## What is required:
Count lines with "must" in them. Report only the total.

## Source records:

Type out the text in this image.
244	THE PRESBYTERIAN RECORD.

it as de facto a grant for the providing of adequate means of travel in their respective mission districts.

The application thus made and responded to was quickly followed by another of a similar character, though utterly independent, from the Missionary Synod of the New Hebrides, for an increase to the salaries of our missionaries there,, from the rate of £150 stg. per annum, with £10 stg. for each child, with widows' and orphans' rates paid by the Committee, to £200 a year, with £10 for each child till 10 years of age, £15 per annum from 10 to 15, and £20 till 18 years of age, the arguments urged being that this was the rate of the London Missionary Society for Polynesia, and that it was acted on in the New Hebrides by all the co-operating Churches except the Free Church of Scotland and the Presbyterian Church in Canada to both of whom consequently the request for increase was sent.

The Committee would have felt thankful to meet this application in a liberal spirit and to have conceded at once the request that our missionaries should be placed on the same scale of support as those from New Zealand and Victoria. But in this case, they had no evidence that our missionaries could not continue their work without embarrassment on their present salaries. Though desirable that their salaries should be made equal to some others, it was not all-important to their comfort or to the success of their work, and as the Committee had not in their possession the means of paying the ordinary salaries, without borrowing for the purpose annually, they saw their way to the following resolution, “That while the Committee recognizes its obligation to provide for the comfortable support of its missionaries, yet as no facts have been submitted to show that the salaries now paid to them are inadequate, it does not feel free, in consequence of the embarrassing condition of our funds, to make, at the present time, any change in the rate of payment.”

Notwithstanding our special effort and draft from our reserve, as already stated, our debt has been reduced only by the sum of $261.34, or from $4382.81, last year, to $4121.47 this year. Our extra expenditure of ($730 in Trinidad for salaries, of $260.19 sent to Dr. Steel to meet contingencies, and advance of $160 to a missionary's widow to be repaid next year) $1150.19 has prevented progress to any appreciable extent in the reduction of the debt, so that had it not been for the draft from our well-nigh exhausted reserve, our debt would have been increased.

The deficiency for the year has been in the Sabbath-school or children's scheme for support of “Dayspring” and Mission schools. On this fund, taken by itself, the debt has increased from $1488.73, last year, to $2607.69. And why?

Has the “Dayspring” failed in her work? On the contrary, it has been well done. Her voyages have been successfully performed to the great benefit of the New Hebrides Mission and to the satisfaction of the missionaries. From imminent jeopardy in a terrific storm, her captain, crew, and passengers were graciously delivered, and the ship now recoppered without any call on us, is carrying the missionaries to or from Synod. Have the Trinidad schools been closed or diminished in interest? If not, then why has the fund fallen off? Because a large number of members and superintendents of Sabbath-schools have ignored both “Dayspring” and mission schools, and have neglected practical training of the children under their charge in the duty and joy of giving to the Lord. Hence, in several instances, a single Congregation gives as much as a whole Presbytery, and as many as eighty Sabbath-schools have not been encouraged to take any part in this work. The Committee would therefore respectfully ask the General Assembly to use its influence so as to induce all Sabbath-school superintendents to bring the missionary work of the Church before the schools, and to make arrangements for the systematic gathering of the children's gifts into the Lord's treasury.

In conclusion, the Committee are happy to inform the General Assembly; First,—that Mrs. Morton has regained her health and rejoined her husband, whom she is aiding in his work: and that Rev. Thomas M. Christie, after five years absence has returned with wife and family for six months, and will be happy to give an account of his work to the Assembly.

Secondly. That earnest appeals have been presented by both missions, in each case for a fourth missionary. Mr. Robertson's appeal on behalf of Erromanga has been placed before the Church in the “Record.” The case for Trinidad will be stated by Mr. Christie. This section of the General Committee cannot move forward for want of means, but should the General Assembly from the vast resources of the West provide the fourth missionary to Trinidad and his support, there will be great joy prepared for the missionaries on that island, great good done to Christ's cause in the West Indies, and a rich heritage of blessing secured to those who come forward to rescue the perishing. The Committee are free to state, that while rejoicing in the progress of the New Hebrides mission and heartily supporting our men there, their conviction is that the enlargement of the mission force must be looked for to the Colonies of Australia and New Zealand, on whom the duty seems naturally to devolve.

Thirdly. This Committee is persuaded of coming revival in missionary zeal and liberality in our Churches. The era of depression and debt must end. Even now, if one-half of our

## In response:
2